From the listing below, extract every line in which the word "Dressler" appears.

• **PROVIDED MATERIAL**
------------

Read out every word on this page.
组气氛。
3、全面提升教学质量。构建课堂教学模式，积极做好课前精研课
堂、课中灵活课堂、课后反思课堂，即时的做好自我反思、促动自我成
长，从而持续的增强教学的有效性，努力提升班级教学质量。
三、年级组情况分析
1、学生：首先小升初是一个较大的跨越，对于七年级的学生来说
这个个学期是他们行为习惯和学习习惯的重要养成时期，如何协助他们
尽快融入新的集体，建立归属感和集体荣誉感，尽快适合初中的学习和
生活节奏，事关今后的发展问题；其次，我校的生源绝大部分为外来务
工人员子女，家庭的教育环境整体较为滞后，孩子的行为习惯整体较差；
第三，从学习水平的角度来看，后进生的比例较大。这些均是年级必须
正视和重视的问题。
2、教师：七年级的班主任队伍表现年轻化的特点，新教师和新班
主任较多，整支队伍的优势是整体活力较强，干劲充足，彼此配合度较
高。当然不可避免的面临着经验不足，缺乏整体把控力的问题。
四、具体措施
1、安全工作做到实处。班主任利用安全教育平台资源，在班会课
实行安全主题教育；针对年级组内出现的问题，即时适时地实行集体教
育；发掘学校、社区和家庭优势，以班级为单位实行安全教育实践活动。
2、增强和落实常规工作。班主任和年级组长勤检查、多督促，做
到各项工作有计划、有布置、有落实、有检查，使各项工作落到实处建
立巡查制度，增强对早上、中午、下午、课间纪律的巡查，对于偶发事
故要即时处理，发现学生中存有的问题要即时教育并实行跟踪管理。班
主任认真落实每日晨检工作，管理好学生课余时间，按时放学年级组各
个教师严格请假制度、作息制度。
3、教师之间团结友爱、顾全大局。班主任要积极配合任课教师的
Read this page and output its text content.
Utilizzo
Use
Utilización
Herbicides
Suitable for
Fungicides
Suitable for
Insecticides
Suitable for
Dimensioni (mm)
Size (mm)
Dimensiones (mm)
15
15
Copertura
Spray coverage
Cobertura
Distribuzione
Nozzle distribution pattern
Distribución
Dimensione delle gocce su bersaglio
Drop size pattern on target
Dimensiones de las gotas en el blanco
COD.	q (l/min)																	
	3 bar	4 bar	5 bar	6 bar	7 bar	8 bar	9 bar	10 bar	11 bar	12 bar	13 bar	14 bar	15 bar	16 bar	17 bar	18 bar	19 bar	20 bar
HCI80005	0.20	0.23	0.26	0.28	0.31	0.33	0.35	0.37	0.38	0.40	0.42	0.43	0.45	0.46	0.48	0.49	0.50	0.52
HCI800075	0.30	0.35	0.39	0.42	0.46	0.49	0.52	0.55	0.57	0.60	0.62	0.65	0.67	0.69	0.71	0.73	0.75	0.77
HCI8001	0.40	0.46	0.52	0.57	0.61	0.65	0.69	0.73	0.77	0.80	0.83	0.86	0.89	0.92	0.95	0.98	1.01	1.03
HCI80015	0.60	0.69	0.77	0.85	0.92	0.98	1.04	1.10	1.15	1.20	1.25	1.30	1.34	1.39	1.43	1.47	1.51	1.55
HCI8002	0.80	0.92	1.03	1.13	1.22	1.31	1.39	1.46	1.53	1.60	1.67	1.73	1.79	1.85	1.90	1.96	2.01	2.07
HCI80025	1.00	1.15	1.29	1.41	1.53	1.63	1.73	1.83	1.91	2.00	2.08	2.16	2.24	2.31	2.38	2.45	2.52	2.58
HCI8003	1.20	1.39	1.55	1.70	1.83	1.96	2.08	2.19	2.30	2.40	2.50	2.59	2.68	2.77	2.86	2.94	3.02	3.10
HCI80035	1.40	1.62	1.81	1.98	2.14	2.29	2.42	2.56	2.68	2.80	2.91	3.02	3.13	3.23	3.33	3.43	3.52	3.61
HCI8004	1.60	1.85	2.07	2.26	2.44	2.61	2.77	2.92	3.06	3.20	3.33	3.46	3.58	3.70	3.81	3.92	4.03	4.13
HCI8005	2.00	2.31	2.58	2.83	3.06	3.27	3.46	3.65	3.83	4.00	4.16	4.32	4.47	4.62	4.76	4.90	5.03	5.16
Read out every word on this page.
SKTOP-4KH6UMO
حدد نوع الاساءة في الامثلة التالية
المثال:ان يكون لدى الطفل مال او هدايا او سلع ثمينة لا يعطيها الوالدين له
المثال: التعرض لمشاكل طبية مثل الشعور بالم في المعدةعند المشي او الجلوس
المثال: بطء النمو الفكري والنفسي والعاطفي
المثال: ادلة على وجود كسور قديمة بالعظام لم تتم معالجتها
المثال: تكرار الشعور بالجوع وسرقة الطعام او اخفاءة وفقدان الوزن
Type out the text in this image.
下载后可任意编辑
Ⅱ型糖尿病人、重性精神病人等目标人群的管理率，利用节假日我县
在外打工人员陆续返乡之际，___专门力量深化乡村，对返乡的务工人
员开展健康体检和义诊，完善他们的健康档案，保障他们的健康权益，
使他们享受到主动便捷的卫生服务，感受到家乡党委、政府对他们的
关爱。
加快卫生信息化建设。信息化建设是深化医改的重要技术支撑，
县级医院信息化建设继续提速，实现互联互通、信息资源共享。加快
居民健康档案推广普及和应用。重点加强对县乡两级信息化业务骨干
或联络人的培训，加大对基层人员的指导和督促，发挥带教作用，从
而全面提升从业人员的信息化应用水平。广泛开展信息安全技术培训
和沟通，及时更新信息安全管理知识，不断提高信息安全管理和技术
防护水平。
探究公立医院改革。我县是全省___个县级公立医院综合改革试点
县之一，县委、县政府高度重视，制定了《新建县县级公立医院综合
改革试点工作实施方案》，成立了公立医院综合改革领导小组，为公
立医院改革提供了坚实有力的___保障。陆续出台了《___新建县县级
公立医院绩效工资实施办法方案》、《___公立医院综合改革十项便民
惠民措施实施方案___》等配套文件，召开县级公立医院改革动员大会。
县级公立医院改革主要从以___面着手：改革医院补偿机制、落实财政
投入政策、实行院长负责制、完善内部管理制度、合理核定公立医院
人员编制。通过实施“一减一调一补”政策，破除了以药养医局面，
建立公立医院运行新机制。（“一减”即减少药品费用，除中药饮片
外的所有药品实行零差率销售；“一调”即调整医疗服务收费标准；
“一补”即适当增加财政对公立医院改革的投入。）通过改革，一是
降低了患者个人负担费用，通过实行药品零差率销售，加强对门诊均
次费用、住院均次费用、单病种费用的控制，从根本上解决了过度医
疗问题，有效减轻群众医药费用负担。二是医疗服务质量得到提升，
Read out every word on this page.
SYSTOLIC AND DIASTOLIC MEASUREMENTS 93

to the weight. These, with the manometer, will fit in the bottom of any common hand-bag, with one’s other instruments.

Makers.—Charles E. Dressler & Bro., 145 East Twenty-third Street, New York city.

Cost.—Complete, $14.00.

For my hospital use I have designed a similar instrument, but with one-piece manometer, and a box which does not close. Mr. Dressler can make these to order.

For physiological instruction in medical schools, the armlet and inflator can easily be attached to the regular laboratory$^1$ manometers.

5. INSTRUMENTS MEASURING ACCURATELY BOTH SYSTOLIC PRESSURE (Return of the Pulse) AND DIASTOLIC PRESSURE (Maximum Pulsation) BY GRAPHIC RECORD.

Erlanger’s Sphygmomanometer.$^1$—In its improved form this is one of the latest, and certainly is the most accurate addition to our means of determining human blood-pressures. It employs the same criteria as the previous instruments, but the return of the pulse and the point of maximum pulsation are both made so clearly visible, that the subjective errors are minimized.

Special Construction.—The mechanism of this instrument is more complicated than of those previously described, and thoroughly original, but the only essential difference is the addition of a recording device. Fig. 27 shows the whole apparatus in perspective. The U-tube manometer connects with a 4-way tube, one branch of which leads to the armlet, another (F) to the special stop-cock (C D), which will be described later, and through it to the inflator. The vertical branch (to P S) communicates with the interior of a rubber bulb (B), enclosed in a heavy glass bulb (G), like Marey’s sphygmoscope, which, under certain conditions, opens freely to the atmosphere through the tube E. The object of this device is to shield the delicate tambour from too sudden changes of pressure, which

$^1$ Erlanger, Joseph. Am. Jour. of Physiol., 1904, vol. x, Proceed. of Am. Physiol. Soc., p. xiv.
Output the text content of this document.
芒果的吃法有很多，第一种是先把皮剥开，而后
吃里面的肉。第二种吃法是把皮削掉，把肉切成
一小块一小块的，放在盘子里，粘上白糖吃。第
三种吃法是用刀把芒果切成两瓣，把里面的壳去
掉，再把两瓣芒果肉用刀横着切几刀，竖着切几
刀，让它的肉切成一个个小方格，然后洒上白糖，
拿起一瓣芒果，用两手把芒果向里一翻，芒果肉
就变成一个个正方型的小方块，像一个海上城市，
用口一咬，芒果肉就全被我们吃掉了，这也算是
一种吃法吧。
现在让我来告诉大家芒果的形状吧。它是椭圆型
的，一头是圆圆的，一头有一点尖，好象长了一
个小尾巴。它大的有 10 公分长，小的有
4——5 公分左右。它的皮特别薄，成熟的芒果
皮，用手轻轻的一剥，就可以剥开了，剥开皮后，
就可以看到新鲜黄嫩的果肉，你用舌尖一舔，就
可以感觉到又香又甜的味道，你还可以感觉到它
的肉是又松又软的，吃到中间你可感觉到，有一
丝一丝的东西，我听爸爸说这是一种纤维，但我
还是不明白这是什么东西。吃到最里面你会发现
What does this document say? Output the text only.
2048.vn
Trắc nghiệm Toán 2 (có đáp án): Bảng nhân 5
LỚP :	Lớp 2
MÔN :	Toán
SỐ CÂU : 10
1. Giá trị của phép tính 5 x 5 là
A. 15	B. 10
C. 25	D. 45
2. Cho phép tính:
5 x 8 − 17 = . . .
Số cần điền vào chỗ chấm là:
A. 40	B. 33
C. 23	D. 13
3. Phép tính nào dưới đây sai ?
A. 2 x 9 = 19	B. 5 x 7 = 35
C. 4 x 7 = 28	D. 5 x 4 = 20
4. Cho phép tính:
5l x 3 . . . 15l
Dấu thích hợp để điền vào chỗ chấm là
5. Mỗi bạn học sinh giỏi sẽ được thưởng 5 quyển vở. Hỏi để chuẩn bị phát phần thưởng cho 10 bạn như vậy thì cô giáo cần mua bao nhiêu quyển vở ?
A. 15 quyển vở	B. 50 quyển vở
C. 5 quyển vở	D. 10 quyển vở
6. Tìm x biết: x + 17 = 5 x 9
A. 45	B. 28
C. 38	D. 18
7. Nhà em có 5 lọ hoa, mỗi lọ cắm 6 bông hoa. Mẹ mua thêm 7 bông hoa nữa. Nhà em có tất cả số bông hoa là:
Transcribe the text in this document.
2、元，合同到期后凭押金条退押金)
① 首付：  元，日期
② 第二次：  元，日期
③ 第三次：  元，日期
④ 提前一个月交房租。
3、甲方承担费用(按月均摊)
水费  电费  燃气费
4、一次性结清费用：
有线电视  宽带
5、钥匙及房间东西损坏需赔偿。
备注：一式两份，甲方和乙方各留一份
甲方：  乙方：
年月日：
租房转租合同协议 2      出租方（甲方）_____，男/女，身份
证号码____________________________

------------

• **COMPLETE RESPONSE**
Makers.—Charles E. Dressler & Bro., 145 East Twenty-third Street, New York city.
For my hospital use I have designed a similar instrument, but with one-piece manometer, and a box which does not close. Mr. Dressler can make these to order.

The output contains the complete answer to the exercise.